§ Description of the task:
Keep only those lines of the records that include the string "Four".

§ The data:
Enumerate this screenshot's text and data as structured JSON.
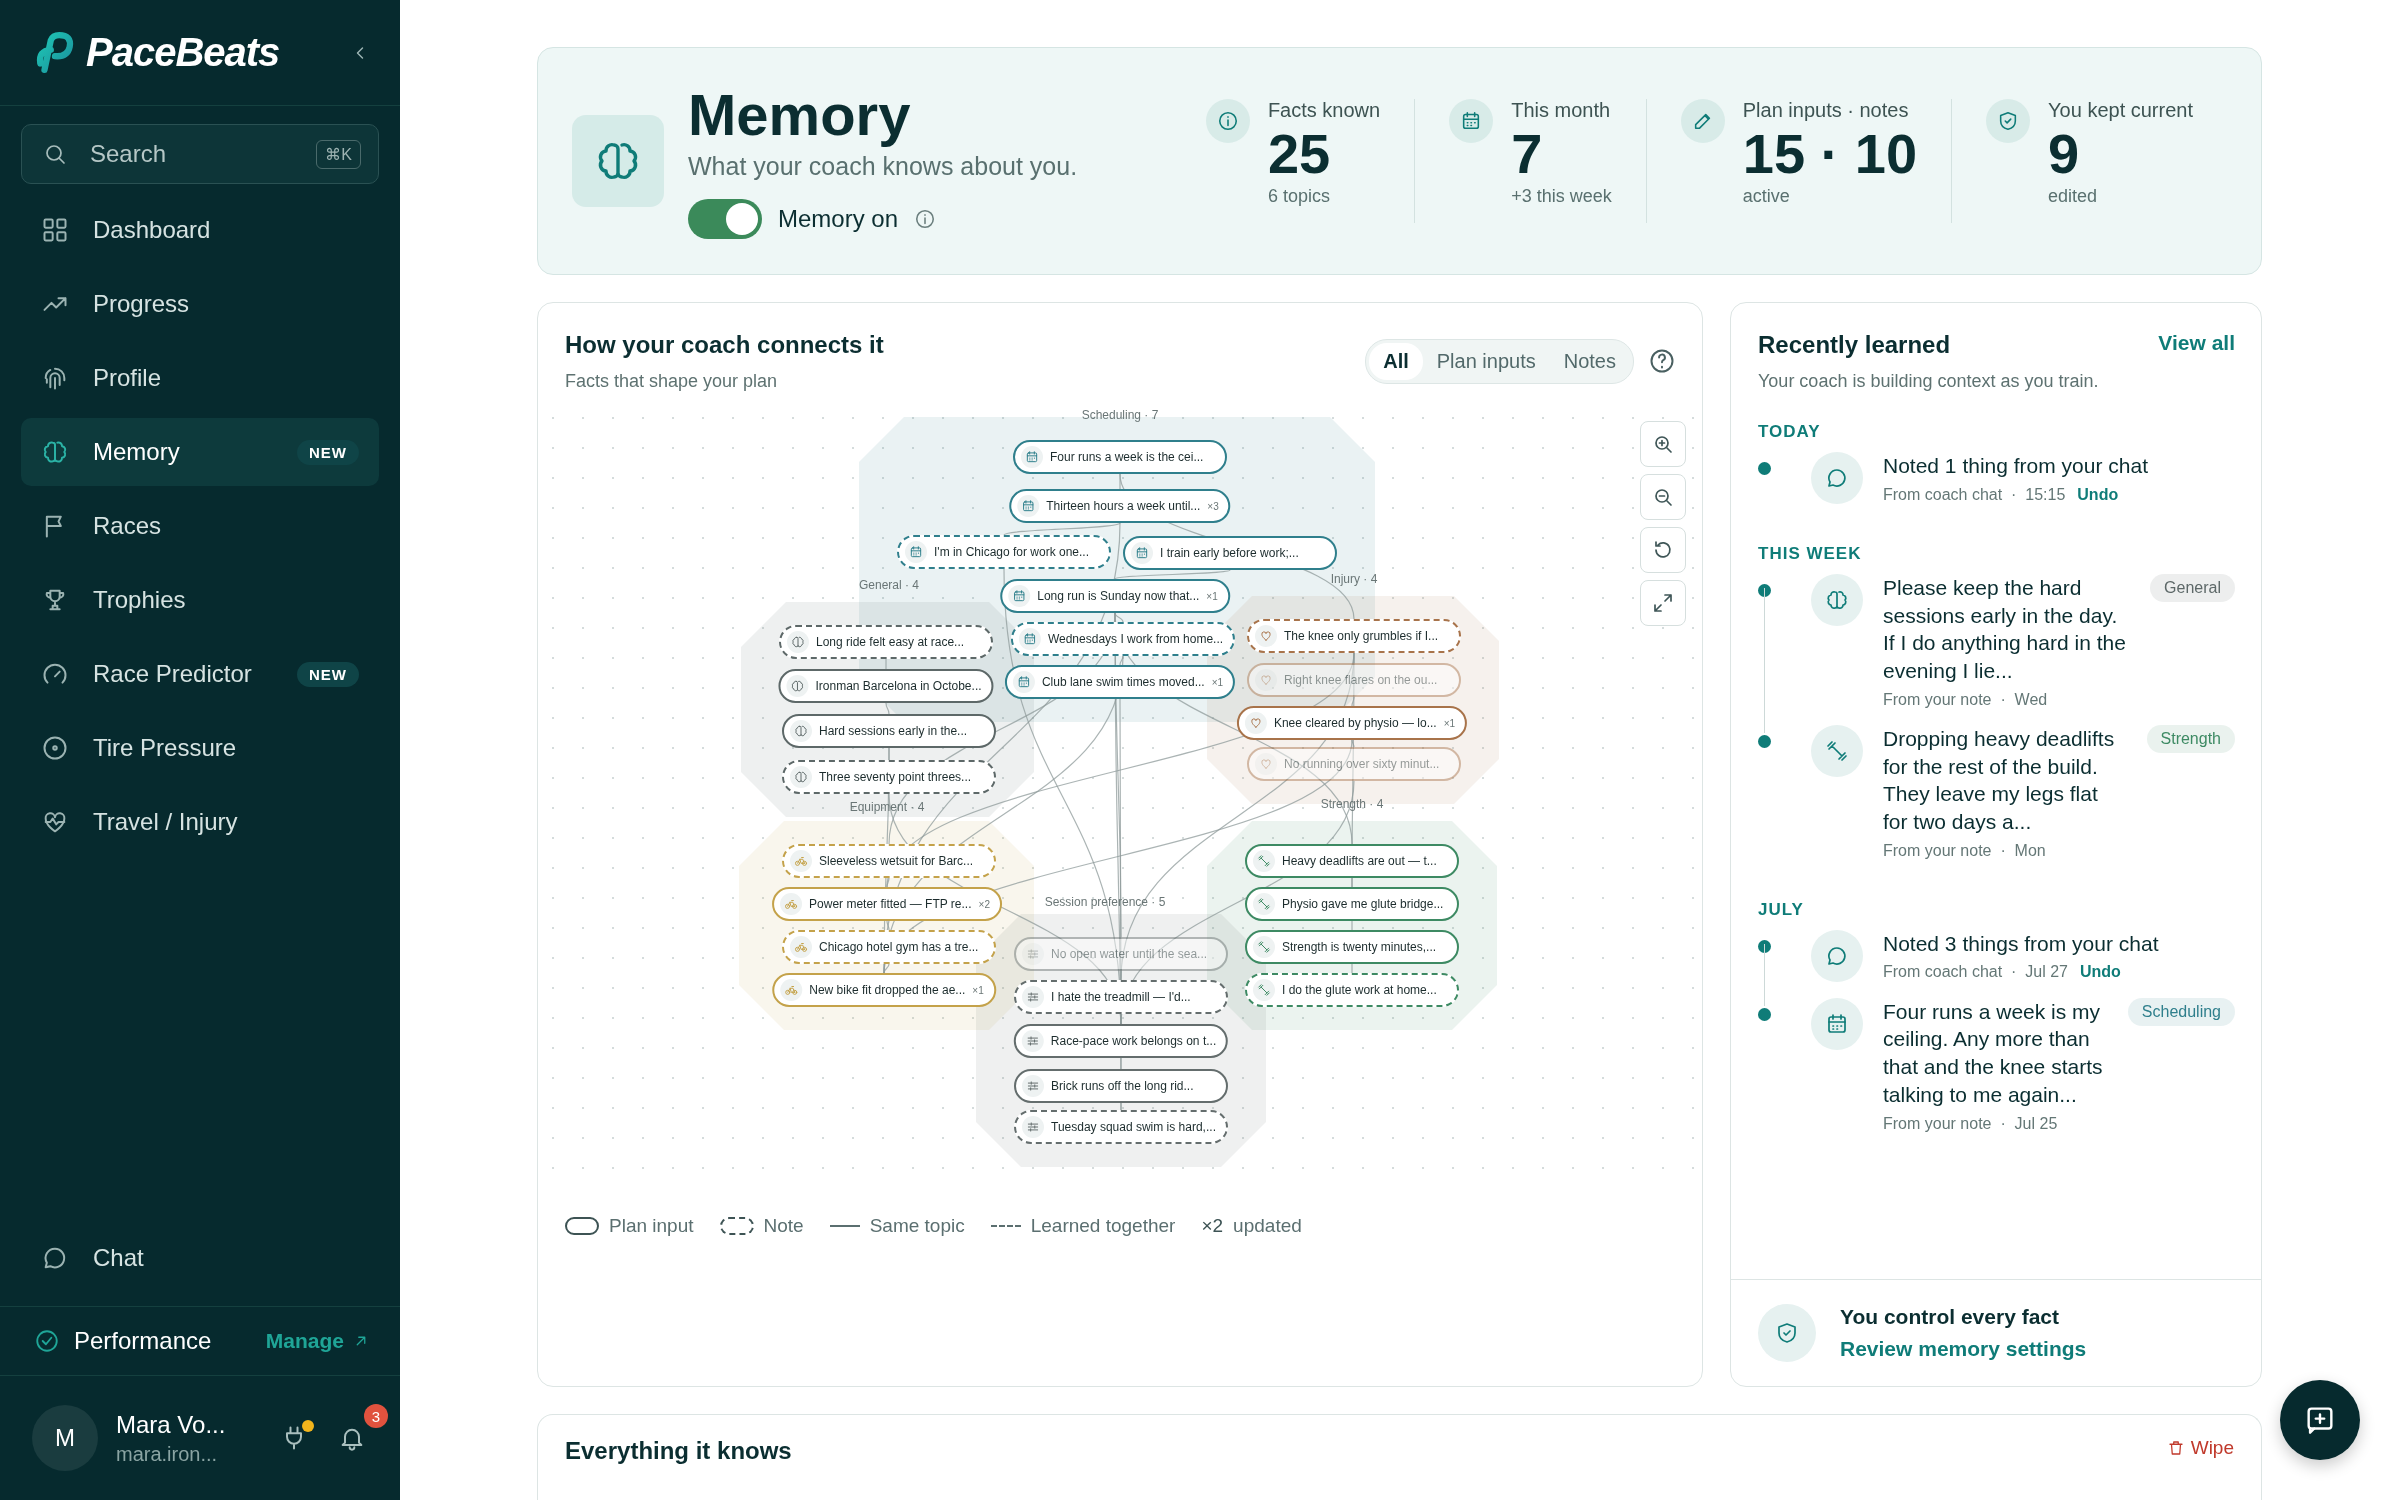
{
  "sidebar": {
    "brand": "PaceBeats",
    "search": {
      "placeholder": "Search",
      "shortcut": "⌘K"
    },
    "items": [
      {
        "label": "Dashboard",
        "selected": false
      },
      {
        "label": "Progress",
        "selected": false
      },
      {
        "label": "Profile",
        "selected": false
      },
      {
        "label": "Memory",
        "selected": true,
        "badge": "NEW"
      },
      {
        "label": "Races",
        "selected": false
      },
      {
        "label": "Trophies",
        "selected": false
      },
      {
        "label": "Race Predictor",
        "selected": false,
        "badge": "NEW"
      },
      {
        "label": "Tire Pressure",
        "selected": false
      },
      {
        "label": "Travel / Injury",
        "selected": false
      }
    ],
    "chat": "Chat",
    "workspace": {
      "label": "Performance",
      "action": "Manage"
    },
    "user": {
      "initial": "M",
      "name": "Mara Vo...",
      "email": "mara.iron...",
      "notifications": "3"
    }
  },
  "header": {
    "title": "Memory",
    "subtitle": "What your coach knows about you.",
    "toggle": {
      "label": "Memory on",
      "on": true
    },
    "stats": [
      {
        "label": "Facts known",
        "value": "25",
        "note": "6 topics"
      },
      {
        "label": "This month",
        "value": "7",
        "note": "+3 this week"
      },
      {
        "label": "Plan inputs · notes",
        "value": "15 · 10",
        "note": "active"
      },
      {
        "label": "You kept current",
        "value": "9",
        "note": "edited"
      }
    ]
  },
  "graph": {
    "title": "How your coach connects it",
    "subtitle": "Facts that shape your plan",
    "filters": [
      {
        "label": "All",
        "selected": true
      },
      {
        "label": "Plan inputs",
        "selected": false
      },
      {
        "label": "Notes",
        "selected": false
      }
    ],
    "topics": [
      {
        "label": "Scheduling · 7",
        "color": "#2f7f8c",
        "nodes": [
          {
            "text": "Four runs a week is the cei...",
            "kind": "plan_input",
            "dimmed": false
          },
          {
            "text": "Thirteen hours a week until...",
            "kind": "plan_input",
            "count": "×3",
            "dimmed": false
          },
          {
            "text": "I'm in Chicago for work one...",
            "kind": "note",
            "dimmed": false
          },
          {
            "text": "I train early before work;...",
            "kind": "plan_input",
            "dimmed": false
          },
          {
            "text": "Long run is Sunday now that...",
            "kind": "plan_input",
            "count": "×1",
            "dimmed": false
          },
          {
            "text": "Wednesdays I work from home...",
            "kind": "note",
            "dimmed": false
          },
          {
            "text": "Club lane swim times moved...",
            "kind": "plan_input",
            "count": "×1",
            "dimmed": false
          }
        ]
      },
      {
        "label": "General · 4",
        "color": "#5d6868",
        "nodes": [
          {
            "text": "Long ride felt easy at race...",
            "kind": "note",
            "dimmed": false
          },
          {
            "text": "Ironman Barcelona in Octobe...",
            "kind": "plan_input",
            "dimmed": false
          },
          {
            "text": "Hard sessions early in the...",
            "kind": "plan_input",
            "dimmed": false
          },
          {
            "text": "Three seventy point threes...",
            "kind": "note",
            "dimmed": false
          }
        ]
      },
      {
        "label": "Injury · 4",
        "color": "#a8734a",
        "nodes": [
          {
            "text": "The knee only grumbles if I...",
            "kind": "note",
            "dimmed": false
          },
          {
            "text": "Right knee flares on the ou...",
            "kind": "plan_input",
            "dimmed": true
          },
          {
            "text": "Knee cleared by physio — lo...",
            "kind": "plan_input",
            "count": "×1",
            "dimmed": false
          },
          {
            "text": "No running over sixty minut...",
            "kind": "plan_input",
            "dimmed": true
          }
        ]
      },
      {
        "label": "Equipment · 4",
        "color": "#c4a24a",
        "nodes": [
          {
            "text": "Sleeveless wetsuit for Barc...",
            "kind": "note",
            "dimmed": false
          },
          {
            "text": "Power meter fitted — FTP re...",
            "kind": "plan_input",
            "count": "×2",
            "dimmed": false
          },
          {
            "text": "Chicago hotel gym has a tre...",
            "kind": "note",
            "dimmed": false
          },
          {
            "text": "New bike fit dropped the ae...",
            "kind": "plan_input",
            "count": "×1",
            "dimmed": false
          }
        ]
      },
      {
        "label": "Strength · 4",
        "color": "#3d8a63",
        "nodes": [
          {
            "text": "Heavy deadlifts are out — t...",
            "kind": "plan_input",
            "dimmed": false
          },
          {
            "text": "Physio gave me glute bridge...",
            "kind": "plan_input",
            "dimmed": false
          },
          {
            "text": "Strength is twenty minutes,...",
            "kind": "plan_input",
            "dimmed": false
          },
          {
            "text": "I do the glute work at home...",
            "kind": "note",
            "dimmed": false
          }
        ]
      },
      {
        "label": "Session preference · 5",
        "color": "#646d6d",
        "nodes": [
          {
            "text": "No open water until the sea...",
            "kind": "plan_input",
            "dimmed": true
          },
          {
            "text": "I hate the treadmill — I'd...",
            "kind": "note",
            "dimmed": false
          },
          {
            "text": "Race-pace work belongs on t...",
            "kind": "plan_input",
            "dimmed": false
          },
          {
            "text": "Brick runs off the long rid...",
            "kind": "plan_input",
            "dimmed": false
          },
          {
            "text": "Tuesday squad swim is hard,...",
            "kind": "note",
            "dimmed": false
          }
        ]
      }
    ],
    "legend": [
      {
        "kind": "plan_input",
        "label": "Plan input"
      },
      {
        "kind": "note",
        "label": "Note"
      },
      {
        "kind": "same_topic",
        "label": "Same topic"
      },
      {
        "kind": "learned_together",
        "label": "Learned together"
      },
      {
        "kind": "updated",
        "symbol": "×2",
        "label": "updated"
      }
    ]
  },
  "recent": {
    "title": "Recently learned",
    "subtitle": "Your coach is building context as you train.",
    "action": "View all",
    "groups": [
      {
        "label": "TODAY",
        "items": [
          {
            "kind": "chat",
            "text": "Noted 1 thing from your chat",
            "meta": "From coach chat  ·  15:15",
            "undo": "Undo"
          }
        ]
      },
      {
        "label": "THIS WEEK",
        "items": [
          {
            "kind": "general",
            "text": "Please keep the hard sessions early in the day. If I do anything hard in the evening I lie...",
            "meta": "From your note  ·  Wed",
            "tag": {
              "label": "General",
              "color": "#5d6868"
            }
          },
          {
            "kind": "strength",
            "text": "Dropping heavy deadlifts for the rest of the build. They leave my legs flat for two days a...",
            "meta": "From your note  ·  Mon",
            "tag": {
              "label": "Strength",
              "color": "#3d8a63"
            }
          }
        ]
      },
      {
        "label": "JULY",
        "items": [
          {
            "kind": "chat",
            "text": "Noted 3 things from your chat",
            "meta": "From coach chat  ·  Jul 27",
            "undo": "Undo"
          },
          {
            "kind": "scheduling",
            "text": "Four runs a week is my ceiling. Any more than that and the knee starts talking to me again...",
            "meta": "From your note  ·  Jul 25",
            "tag": {
              "label": "Scheduling",
              "color": "#2f7f8c"
            }
          }
        ]
      }
    ],
    "footer": {
      "title": "You control every fact",
      "link": "Review memory settings"
    }
  },
  "everything": {
    "title": "Everything it knows",
    "action": "Wipe"
  }
}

§ Result of this exercise:
            "text": "Four runs a week is the cei...",
            "text": "Four runs a week is my ceiling. Any more than that and the knee starts talking to me again...",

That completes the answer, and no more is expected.